> [SHORT PROBLEM]:
Pick out all lines with the word "Behavior" from the records that follow.

> [MATERIAL FOR THIS TASK]:
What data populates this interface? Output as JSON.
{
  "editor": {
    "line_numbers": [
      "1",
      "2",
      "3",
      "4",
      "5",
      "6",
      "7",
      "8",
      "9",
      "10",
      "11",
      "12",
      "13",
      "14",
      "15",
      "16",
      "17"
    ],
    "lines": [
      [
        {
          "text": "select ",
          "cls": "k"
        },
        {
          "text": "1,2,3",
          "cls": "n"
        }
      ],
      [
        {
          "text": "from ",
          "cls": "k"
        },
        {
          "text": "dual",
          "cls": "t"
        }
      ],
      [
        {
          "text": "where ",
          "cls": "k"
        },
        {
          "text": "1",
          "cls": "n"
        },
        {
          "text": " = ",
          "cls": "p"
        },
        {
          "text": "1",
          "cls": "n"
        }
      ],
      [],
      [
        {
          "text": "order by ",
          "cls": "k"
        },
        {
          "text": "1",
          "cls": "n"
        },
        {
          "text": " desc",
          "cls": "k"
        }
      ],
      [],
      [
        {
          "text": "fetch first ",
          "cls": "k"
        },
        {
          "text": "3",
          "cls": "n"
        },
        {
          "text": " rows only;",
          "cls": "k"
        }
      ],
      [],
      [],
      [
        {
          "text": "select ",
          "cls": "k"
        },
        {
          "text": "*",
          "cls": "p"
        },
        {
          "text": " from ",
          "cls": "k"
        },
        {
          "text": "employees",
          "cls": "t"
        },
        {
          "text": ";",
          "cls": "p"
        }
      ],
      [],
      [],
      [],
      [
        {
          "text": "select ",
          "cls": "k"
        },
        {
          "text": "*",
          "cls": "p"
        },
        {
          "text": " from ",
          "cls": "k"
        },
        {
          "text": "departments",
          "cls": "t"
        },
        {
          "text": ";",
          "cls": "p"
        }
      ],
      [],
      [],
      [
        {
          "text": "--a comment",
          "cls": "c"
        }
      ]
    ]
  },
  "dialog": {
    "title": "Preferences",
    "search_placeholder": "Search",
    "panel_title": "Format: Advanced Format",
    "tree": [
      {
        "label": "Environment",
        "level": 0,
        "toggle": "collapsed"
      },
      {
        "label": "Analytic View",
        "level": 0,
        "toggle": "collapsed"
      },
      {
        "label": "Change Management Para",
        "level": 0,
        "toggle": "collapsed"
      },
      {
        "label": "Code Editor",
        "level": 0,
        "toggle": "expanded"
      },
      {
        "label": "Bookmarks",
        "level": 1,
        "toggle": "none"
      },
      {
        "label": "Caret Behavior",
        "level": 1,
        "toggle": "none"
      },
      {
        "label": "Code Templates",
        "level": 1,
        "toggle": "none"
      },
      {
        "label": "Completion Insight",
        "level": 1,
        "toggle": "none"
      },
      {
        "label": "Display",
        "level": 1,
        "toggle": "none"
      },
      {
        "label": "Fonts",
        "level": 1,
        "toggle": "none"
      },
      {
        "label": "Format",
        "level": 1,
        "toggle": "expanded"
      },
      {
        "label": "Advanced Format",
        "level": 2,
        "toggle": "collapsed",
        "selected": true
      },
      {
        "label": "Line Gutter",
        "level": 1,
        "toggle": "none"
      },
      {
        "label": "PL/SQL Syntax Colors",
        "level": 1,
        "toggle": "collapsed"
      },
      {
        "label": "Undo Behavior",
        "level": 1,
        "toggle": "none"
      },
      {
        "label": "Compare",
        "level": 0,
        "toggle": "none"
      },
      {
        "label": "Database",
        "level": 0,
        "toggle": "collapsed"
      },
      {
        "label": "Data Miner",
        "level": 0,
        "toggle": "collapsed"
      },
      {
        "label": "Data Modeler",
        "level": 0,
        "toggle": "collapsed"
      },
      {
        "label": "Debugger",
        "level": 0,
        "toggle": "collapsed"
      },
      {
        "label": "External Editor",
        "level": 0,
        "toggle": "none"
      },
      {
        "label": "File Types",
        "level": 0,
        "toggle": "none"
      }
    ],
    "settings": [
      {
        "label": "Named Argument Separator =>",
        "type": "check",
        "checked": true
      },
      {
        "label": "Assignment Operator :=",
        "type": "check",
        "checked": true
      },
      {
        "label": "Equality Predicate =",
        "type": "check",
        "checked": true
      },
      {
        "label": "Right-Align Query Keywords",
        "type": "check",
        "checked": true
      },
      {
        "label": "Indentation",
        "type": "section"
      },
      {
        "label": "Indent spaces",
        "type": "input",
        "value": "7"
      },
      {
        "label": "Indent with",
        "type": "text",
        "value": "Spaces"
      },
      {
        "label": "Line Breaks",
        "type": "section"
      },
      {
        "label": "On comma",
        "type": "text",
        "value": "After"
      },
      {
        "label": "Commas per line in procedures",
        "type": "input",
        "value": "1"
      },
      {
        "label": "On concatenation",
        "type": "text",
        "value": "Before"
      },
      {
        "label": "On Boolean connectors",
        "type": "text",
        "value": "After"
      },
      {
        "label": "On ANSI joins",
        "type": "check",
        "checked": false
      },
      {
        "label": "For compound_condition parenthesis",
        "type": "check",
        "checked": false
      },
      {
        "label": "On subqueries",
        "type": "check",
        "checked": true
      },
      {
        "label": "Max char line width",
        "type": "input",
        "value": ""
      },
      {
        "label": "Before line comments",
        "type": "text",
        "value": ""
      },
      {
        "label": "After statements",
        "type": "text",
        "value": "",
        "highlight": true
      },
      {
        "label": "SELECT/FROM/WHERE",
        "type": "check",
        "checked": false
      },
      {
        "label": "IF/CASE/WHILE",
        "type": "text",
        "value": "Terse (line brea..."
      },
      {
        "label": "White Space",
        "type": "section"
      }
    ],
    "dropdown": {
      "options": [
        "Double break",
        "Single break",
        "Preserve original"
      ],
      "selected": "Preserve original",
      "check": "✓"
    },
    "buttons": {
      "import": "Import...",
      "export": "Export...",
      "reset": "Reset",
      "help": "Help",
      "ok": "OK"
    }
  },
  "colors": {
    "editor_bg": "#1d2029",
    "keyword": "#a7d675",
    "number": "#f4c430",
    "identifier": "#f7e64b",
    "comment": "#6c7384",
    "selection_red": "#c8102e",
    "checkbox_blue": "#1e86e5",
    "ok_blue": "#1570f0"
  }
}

==

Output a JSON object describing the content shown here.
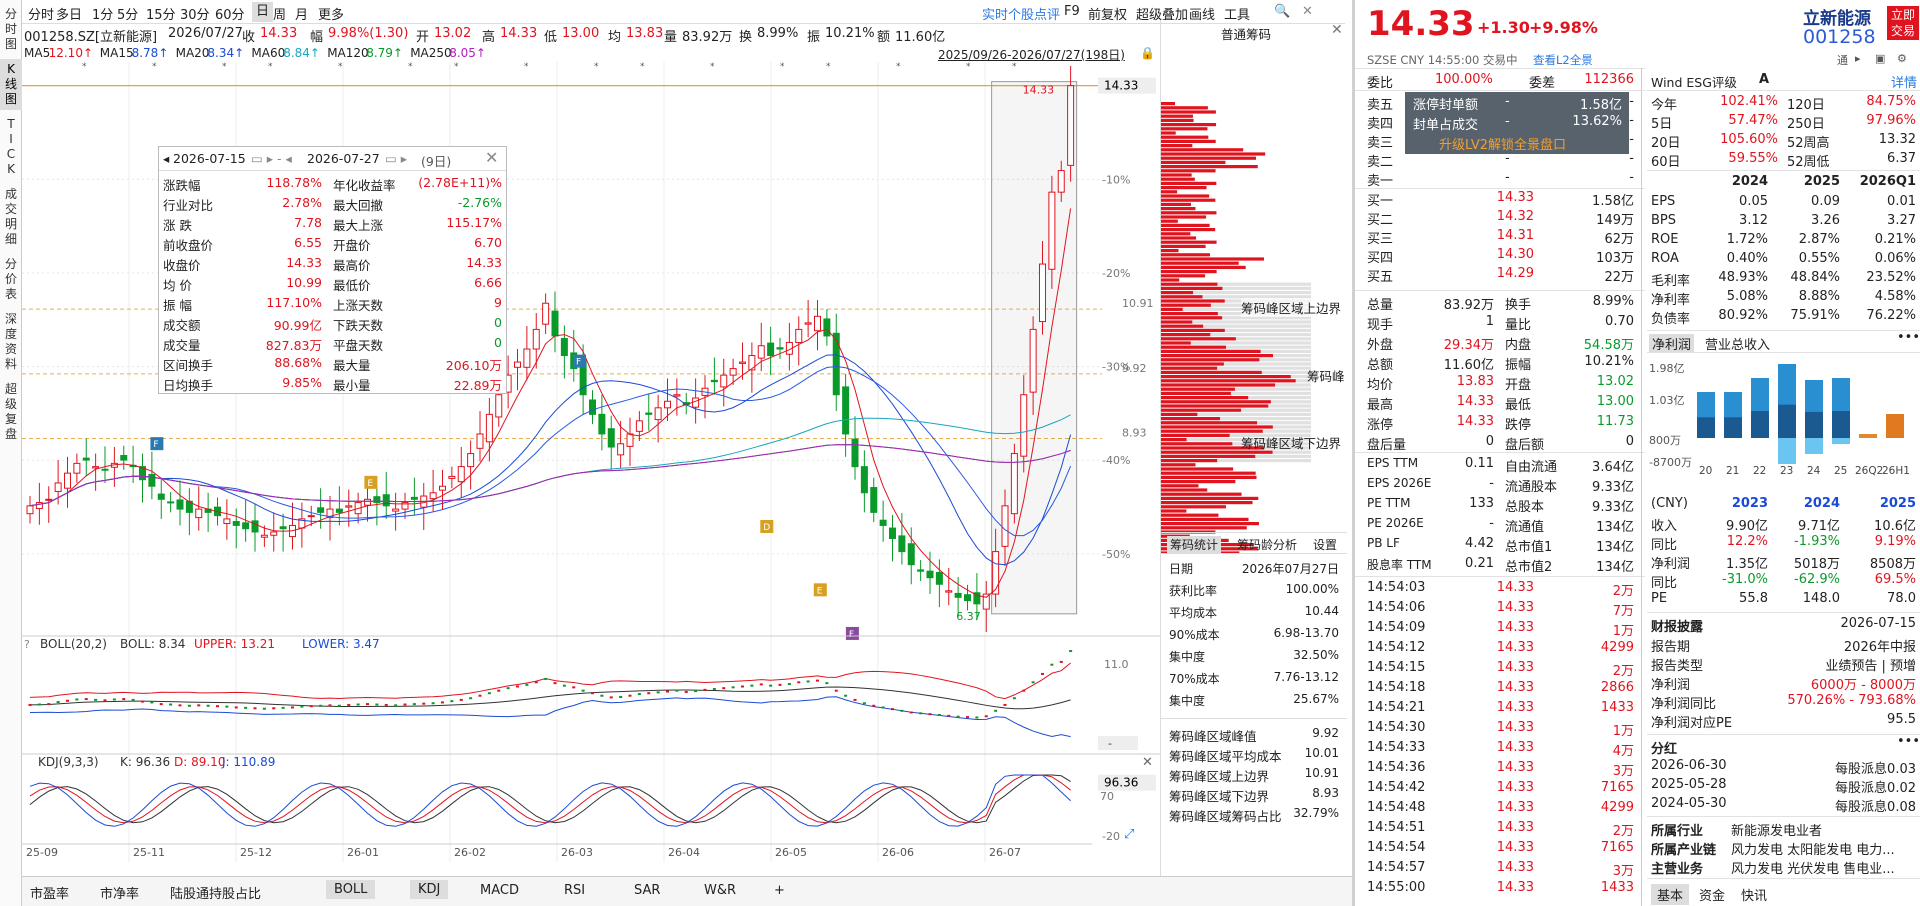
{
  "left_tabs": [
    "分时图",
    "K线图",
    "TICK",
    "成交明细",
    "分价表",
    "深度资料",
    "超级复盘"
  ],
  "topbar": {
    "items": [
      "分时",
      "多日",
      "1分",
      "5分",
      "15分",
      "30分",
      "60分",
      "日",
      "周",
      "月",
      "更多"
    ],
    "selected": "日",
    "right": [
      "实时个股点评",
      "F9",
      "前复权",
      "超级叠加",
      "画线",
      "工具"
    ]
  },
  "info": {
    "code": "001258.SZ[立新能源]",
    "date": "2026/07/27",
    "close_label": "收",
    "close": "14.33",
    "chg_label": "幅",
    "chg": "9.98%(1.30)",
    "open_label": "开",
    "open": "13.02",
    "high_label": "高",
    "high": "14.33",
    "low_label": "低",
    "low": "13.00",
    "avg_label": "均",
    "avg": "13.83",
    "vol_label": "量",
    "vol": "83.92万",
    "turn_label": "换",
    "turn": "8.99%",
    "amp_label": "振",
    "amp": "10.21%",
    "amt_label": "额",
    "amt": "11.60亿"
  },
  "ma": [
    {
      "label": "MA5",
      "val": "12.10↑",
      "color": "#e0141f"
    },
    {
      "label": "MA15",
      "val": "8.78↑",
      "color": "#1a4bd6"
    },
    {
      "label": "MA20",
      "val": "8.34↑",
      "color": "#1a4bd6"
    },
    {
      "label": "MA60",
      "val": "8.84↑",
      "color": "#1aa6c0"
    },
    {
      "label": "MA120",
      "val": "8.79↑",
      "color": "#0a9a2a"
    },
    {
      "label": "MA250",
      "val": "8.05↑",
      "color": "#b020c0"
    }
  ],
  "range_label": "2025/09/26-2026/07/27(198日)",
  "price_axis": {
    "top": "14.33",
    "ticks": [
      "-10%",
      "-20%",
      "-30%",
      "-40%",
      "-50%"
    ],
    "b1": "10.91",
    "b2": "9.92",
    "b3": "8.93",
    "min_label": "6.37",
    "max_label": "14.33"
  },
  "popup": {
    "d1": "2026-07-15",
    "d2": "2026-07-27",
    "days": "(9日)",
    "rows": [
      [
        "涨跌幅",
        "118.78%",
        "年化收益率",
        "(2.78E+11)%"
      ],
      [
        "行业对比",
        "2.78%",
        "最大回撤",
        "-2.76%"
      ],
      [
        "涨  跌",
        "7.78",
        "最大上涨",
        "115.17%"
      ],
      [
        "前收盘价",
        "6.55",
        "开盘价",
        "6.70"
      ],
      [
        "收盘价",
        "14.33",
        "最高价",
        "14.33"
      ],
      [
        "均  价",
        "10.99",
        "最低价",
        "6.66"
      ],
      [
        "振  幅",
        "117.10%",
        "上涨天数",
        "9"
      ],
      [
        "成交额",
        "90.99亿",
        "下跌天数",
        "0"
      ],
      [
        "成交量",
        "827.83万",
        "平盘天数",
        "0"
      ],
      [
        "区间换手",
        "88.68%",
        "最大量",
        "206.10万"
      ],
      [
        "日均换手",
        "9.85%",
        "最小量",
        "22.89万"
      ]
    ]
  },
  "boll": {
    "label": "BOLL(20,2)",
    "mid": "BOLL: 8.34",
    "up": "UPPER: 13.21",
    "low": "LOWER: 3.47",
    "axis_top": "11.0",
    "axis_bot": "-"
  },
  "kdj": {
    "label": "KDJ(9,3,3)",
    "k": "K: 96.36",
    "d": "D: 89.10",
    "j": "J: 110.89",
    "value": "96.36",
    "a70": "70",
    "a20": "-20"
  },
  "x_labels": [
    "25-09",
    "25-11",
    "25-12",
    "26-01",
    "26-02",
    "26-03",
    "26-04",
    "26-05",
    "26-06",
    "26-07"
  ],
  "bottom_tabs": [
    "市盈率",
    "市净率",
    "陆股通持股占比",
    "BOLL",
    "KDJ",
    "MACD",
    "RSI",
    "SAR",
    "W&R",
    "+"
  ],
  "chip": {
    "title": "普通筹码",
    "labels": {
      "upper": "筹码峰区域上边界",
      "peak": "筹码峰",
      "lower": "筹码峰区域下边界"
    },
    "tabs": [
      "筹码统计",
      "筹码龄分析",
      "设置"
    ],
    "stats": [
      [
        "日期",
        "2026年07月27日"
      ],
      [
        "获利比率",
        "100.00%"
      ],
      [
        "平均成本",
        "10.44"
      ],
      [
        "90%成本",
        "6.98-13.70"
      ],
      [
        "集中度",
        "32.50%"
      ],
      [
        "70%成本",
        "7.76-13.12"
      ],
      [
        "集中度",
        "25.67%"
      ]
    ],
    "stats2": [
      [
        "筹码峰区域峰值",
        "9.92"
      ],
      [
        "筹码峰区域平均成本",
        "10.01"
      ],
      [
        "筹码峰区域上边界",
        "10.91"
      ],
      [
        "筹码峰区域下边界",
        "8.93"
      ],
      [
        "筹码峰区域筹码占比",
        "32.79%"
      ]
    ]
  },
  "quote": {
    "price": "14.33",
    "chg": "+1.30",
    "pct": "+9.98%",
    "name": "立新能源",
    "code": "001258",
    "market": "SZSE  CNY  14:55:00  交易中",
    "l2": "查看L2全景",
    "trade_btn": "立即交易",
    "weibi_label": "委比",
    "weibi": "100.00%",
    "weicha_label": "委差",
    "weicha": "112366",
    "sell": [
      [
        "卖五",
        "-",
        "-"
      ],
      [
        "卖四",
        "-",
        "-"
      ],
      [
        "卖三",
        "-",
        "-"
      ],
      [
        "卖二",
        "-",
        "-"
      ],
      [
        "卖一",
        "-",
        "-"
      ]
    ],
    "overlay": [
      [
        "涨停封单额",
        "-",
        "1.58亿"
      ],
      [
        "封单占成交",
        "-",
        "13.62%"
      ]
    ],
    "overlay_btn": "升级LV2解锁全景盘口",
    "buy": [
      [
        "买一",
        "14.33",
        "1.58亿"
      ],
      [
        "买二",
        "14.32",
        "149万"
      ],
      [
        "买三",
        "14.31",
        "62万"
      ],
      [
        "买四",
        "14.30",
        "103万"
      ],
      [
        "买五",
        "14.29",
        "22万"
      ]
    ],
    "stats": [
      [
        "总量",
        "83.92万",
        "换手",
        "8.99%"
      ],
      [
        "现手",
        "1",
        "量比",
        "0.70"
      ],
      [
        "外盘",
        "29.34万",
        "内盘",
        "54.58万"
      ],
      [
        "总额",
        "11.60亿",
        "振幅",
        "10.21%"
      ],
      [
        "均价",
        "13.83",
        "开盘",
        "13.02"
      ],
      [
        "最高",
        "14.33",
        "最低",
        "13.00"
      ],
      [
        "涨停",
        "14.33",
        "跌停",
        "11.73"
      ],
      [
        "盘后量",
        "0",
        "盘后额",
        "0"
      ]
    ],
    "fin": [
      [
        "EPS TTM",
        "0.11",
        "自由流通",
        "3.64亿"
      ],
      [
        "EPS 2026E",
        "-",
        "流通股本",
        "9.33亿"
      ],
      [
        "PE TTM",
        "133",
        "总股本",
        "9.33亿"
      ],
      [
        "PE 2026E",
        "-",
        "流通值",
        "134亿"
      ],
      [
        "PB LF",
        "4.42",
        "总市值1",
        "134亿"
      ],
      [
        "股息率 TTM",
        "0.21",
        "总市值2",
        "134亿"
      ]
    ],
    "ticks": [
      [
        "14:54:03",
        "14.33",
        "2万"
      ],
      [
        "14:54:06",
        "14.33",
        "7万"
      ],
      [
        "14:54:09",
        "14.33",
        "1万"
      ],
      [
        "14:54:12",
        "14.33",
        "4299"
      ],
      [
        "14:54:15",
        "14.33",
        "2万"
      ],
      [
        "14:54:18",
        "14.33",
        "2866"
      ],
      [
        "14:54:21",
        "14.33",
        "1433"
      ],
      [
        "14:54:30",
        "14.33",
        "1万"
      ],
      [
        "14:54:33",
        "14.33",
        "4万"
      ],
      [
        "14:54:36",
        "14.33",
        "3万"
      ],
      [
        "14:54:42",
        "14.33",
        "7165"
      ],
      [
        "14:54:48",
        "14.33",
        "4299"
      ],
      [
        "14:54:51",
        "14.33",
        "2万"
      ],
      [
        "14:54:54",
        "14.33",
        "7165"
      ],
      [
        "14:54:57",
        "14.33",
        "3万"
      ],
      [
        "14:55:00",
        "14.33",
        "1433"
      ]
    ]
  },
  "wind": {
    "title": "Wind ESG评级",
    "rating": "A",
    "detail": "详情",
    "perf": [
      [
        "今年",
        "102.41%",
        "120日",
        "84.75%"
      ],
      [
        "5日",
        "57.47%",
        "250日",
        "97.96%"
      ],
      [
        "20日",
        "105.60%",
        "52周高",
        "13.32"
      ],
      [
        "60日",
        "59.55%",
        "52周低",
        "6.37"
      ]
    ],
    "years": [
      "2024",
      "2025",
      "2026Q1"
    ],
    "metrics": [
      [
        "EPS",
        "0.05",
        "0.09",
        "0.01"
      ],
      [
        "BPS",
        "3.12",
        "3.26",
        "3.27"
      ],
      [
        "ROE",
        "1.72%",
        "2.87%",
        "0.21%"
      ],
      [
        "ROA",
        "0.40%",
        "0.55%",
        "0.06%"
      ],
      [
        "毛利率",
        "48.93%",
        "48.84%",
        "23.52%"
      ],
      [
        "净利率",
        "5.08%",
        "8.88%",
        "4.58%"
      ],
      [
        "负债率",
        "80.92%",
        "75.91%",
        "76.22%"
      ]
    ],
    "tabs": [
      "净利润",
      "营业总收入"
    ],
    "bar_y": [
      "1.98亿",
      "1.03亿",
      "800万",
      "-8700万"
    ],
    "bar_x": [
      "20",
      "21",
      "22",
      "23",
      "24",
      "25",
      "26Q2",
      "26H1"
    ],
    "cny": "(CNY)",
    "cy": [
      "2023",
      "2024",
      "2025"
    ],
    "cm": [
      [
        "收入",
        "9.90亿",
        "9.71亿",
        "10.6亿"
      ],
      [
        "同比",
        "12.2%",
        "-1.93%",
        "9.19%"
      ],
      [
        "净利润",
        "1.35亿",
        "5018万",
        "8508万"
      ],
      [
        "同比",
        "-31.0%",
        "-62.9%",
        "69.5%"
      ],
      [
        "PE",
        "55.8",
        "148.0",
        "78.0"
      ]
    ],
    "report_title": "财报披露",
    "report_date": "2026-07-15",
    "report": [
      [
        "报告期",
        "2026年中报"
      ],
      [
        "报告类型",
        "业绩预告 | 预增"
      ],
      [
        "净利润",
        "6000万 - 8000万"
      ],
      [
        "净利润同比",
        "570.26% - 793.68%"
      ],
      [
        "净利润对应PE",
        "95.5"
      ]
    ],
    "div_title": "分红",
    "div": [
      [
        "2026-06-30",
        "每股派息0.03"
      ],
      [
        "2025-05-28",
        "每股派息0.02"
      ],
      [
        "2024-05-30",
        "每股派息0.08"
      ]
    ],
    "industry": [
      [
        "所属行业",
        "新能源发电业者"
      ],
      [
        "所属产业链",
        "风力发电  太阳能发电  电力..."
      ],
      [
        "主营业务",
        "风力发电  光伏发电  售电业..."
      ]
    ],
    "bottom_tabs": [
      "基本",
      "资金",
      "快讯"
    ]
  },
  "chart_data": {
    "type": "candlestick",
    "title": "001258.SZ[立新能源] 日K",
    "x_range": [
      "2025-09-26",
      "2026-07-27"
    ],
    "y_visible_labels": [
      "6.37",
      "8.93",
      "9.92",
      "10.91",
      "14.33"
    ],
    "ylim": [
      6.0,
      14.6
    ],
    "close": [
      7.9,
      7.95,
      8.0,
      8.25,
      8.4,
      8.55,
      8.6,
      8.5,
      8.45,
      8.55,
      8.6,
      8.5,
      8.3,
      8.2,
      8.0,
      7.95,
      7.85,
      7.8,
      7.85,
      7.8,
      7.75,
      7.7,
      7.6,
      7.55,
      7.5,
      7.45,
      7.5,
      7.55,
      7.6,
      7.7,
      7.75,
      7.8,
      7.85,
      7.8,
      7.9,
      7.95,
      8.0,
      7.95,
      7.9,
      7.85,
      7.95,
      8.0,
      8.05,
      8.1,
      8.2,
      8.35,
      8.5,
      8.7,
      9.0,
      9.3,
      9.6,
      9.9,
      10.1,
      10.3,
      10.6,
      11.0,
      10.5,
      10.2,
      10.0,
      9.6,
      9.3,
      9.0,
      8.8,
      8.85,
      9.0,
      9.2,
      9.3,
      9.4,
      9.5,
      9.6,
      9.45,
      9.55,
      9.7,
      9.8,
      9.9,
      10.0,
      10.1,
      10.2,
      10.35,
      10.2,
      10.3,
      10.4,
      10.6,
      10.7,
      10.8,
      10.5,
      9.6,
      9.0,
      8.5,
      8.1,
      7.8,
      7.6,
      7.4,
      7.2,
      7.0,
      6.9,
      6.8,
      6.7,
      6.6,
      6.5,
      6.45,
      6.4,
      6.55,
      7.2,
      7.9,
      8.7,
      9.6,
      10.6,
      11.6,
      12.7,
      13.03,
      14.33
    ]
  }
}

> [FINISHED TASK]:
        "label": "Caret Behavior",
        "label": "Undo Behavior",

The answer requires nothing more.